● **Prompt**:
Using the data below, copy each line that includes the word "this".

● **Data records**:
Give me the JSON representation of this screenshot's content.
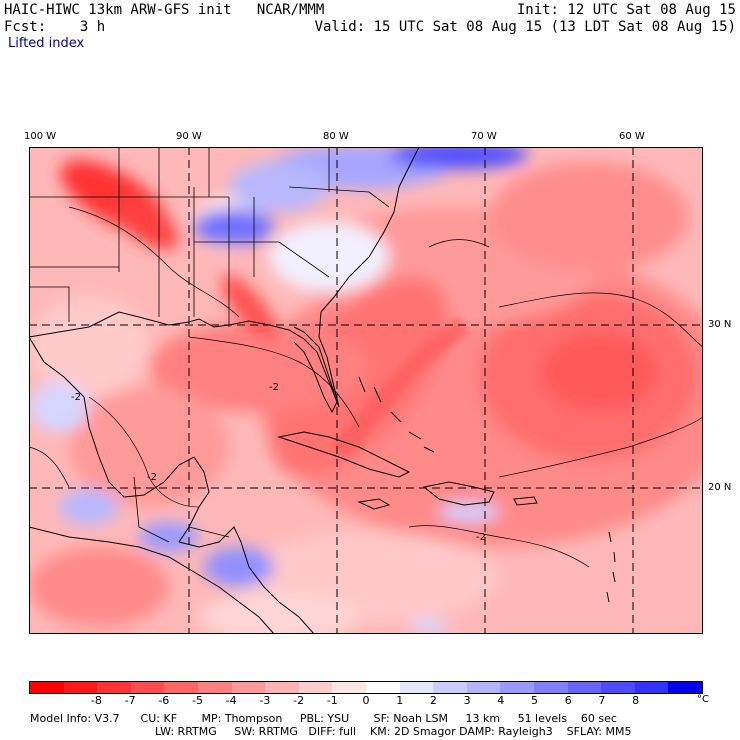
{
  "header": {
    "title_left": "HAIC-HIWC 13km ARW-GFS init   NCAR/MMM",
    "init": "Init: 12 UTC Sat 08 Aug 15",
    "fcst": "Fcst:    3 h",
    "valid": "Valid: 15 UTC Sat 08 Aug 15 (13 LDT Sat 08 Aug 15)",
    "field": "Lifted index"
  },
  "map": {
    "lon_labels": [
      "100 W",
      "90 W",
      "80 W",
      "70 W",
      "60 W"
    ],
    "lat_labels": [
      "30 N",
      "20 N"
    ],
    "contour_labels": [
      "-2",
      "-2",
      "-2",
      "-2"
    ]
  },
  "colorbar": {
    "ticks": [
      "-8",
      "-7",
      "-6",
      "-5",
      "-4",
      "-3",
      "-2",
      "-1",
      "0",
      "1",
      "2",
      "3",
      "4",
      "5",
      "6",
      "7",
      "8"
    ],
    "unit": "°C",
    "colors": [
      "#ff0000",
      "#ff1a1a",
      "#ff3333",
      "#ff4d4d",
      "#ff6666",
      "#ff8080",
      "#ff9999",
      "#ffb3b3",
      "#ffcccc",
      "#ffe6e6",
      "#ffffff",
      "#e6e6ff",
      "#ccccff",
      "#b3b3ff",
      "#9999ff",
      "#8080ff",
      "#6666ff",
      "#4d4dff",
      "#3333ff",
      "#0000ee"
    ]
  },
  "model_info": {
    "line1": "Model Info: V3.7      CU: KF       MP: Thompson     PBL: YSU       SF: Noah LSM     13 km     51 levels    60 sec",
    "line2": "LW: RRTMG     SW: RRTMG   DIFF: full    KM: 2D Smagor DAMP: Rayleigh3    SFLAY: MM5"
  }
}
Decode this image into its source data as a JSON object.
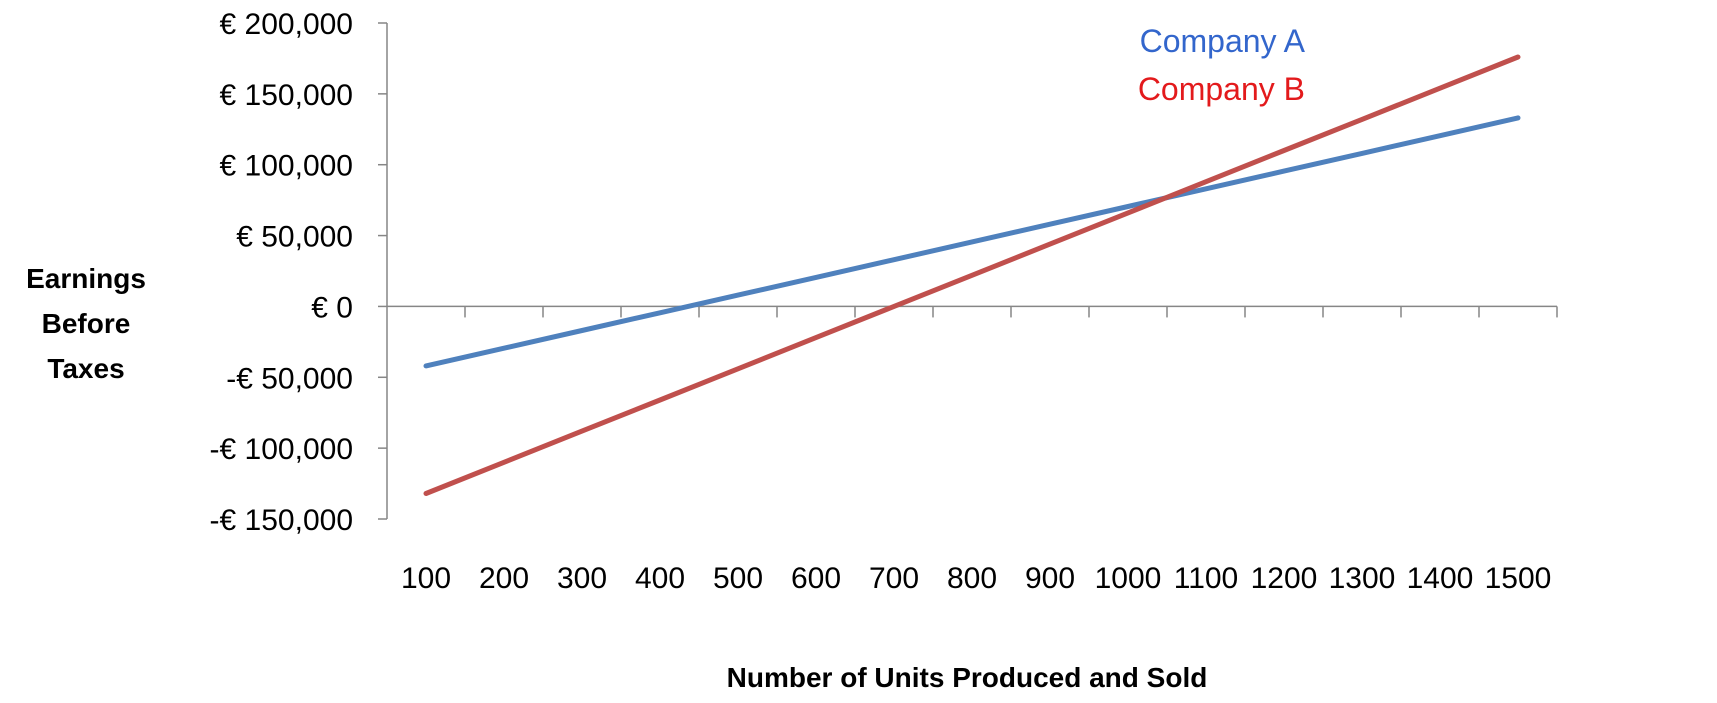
{
  "chart_data": {
    "type": "line",
    "title": "",
    "xlabel": "Number of Units Produced and Sold",
    "ylabel_lines": [
      "Earnings",
      "Before",
      "Taxes"
    ],
    "categories": [
      "100",
      "200",
      "300",
      "400",
      "500",
      "600",
      "700",
      "800",
      "900",
      "1000",
      "1100",
      "1200",
      "1300",
      "1400",
      "1500"
    ],
    "x": [
      100,
      200,
      300,
      400,
      500,
      600,
      700,
      800,
      900,
      1000,
      1100,
      1200,
      1300,
      1400,
      1500
    ],
    "series": [
      {
        "name": "Company A",
        "color": "#4F81BD",
        "label_color": "#3366CC",
        "values": [
          -42000,
          -29500,
          -17000,
          -4500,
          8000,
          20500,
          33000,
          45500,
          58000,
          70500,
          83000,
          95500,
          108000,
          120500,
          133000
        ]
      },
      {
        "name": "Company B",
        "color": "#C0504D",
        "label_color": "#E31A1C",
        "values": [
          -132000,
          -110000,
          -88000,
          -66000,
          -44000,
          -22000,
          0,
          22000,
          44000,
          66000,
          88000,
          110000,
          132000,
          154000,
          176000
        ]
      }
    ],
    "ylim": [
      -150000,
      200000
    ],
    "yticks": [
      {
        "value": 200000,
        "label": "€ 200,000"
      },
      {
        "value": 150000,
        "label": "€ 150,000"
      },
      {
        "value": 100000,
        "label": "€ 100,000"
      },
      {
        "value": 50000,
        "label": "€ 50,000"
      },
      {
        "value": 0,
        "label": "€ 0"
      },
      {
        "value": -50000,
        "label": "-€ 50,000"
      },
      {
        "value": -100000,
        "label": "-€ 100,000"
      },
      {
        "value": -150000,
        "label": "-€ 150,000"
      }
    ],
    "grid": false,
    "legend_position": "top-right"
  }
}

● **Task answer**:
Give me the JSON representation of this screenshot's content.
Decode this image into its source data as a JSON object.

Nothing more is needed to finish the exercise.